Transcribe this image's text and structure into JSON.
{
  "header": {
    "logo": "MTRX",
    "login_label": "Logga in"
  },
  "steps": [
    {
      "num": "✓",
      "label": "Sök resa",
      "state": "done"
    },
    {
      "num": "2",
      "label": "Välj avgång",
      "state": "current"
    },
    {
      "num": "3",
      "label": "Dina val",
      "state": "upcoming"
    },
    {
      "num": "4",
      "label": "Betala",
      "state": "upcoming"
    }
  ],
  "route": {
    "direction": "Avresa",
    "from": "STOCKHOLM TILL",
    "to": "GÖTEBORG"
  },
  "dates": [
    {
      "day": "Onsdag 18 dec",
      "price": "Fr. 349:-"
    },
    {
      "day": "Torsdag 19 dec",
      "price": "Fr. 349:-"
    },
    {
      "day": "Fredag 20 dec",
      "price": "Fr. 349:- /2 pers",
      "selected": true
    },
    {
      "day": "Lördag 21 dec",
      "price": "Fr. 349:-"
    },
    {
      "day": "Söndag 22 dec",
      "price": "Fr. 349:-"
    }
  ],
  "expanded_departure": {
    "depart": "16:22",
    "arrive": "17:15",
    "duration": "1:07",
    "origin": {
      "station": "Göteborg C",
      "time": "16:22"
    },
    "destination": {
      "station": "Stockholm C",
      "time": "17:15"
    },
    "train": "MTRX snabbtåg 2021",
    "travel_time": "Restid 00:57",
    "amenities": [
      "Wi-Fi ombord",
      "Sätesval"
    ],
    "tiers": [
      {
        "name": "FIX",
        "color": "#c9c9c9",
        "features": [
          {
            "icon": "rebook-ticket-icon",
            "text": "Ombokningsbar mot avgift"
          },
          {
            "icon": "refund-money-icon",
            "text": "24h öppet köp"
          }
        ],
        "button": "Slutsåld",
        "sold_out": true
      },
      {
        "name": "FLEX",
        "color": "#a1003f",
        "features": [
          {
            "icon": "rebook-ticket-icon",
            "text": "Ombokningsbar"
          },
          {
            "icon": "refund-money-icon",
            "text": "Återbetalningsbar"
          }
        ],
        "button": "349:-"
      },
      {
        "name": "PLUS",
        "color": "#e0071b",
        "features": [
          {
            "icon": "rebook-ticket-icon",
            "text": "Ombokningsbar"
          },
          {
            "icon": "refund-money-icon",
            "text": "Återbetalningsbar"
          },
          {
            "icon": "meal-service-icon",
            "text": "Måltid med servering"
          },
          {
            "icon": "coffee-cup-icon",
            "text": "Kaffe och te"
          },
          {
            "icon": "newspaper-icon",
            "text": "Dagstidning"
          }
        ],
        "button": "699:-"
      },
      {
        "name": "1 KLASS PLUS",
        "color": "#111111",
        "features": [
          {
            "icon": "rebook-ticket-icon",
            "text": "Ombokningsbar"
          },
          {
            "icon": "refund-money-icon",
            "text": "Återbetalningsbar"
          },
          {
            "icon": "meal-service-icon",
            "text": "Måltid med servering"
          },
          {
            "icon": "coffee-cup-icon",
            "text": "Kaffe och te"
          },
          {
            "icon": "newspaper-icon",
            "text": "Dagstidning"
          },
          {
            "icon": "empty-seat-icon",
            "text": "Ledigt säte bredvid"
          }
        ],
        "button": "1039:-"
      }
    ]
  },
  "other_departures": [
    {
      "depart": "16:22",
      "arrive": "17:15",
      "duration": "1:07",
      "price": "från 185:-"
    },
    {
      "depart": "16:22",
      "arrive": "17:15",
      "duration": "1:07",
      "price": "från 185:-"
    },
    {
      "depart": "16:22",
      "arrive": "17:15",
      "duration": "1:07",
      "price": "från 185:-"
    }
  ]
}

* * *

# Short task:
Pick each line holding the word "station" out of the listing.

# Expected output:
      "station": "Göteborg C",
      "station": "Stockholm C",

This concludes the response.